**SET TASK**
List each line of the data in which the string "Başlığa" appears.

**EXTRACTED INFORMATION**
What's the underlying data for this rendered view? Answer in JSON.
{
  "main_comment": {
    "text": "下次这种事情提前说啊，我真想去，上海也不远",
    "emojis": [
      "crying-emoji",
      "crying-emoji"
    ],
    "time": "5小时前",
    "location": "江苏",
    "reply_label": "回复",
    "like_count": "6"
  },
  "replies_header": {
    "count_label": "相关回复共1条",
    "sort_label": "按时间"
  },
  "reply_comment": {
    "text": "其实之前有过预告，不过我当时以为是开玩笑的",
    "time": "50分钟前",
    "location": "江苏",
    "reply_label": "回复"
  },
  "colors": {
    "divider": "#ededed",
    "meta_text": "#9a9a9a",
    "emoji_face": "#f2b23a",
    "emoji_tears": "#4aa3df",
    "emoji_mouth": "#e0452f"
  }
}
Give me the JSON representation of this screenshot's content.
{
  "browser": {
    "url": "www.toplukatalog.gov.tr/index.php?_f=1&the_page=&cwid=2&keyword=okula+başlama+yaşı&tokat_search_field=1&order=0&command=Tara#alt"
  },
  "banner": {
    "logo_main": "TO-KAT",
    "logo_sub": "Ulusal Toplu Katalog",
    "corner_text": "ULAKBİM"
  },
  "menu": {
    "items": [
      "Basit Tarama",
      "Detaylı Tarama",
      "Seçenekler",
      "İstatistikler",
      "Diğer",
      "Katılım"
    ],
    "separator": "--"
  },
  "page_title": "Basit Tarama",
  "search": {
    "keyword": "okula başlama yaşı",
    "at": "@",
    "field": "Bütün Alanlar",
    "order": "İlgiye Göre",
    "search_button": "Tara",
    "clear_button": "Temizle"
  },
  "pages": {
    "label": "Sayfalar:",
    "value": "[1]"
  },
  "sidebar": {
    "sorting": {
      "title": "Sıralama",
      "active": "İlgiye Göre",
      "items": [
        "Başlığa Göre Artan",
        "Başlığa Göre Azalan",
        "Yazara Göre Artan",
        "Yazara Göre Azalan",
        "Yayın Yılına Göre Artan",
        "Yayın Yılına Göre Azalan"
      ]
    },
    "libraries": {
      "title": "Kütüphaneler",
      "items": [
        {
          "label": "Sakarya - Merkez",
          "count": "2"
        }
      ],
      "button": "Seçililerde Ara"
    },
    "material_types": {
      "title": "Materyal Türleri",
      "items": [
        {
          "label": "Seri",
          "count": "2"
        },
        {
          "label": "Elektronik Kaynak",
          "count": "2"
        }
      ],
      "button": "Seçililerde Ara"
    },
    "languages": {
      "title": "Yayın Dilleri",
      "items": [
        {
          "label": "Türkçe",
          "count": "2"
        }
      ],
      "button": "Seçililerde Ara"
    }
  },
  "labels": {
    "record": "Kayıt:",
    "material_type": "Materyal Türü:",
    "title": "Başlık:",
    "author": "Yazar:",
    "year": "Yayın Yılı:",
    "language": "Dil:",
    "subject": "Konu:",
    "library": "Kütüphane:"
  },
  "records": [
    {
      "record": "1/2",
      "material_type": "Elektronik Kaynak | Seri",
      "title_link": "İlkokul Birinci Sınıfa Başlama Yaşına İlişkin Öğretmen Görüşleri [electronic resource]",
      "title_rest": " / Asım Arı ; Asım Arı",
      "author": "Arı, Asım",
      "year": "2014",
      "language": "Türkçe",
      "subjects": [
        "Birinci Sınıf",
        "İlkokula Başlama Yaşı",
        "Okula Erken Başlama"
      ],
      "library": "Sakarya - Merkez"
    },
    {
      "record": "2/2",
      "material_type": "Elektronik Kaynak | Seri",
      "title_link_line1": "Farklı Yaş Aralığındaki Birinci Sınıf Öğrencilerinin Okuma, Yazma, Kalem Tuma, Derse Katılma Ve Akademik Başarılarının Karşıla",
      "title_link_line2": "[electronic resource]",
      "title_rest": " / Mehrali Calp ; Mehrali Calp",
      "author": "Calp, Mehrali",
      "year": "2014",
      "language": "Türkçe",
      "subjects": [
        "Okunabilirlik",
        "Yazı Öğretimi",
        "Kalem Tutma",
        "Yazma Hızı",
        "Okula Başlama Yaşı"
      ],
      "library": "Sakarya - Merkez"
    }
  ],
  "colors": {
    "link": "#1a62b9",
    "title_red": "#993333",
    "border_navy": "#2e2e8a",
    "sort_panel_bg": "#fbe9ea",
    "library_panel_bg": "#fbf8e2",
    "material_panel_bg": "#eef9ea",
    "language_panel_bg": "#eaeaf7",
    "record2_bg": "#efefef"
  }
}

**FULL ANSWER**
        "Başlığa Göre Artan",
        "Başlığa Göre Azalan",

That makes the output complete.